#### GOAL OF THE EXERCISE:
Work out how many lines of the data hold the string "rank", and reply with that number alone.

___

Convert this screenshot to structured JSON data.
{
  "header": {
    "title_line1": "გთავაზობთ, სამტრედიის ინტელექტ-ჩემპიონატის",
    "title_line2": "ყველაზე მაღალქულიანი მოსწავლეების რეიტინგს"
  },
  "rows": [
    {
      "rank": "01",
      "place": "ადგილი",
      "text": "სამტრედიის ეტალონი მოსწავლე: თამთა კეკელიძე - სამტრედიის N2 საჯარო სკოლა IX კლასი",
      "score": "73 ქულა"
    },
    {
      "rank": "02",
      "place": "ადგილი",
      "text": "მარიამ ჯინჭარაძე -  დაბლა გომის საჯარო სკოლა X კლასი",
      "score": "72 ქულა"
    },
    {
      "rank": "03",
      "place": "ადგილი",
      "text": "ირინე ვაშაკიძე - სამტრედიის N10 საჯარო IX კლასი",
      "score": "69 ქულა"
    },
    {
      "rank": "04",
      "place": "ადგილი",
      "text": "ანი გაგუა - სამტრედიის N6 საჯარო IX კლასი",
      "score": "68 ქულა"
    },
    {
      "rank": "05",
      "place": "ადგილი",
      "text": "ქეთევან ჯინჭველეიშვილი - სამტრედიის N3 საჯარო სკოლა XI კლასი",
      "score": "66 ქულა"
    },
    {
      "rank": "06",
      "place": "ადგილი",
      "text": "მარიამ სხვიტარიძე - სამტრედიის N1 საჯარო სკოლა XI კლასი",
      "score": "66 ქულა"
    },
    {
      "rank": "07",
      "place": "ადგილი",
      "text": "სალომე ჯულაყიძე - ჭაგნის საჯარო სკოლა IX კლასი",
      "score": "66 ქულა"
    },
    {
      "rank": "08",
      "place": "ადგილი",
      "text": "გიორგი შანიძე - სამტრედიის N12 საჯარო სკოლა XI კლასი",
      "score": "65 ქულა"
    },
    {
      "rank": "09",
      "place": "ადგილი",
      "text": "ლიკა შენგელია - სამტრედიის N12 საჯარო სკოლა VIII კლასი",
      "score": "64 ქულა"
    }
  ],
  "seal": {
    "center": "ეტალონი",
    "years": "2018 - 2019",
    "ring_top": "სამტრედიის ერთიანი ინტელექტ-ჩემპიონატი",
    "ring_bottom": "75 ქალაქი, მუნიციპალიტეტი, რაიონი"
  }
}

___

#### THE OUTPUT:
9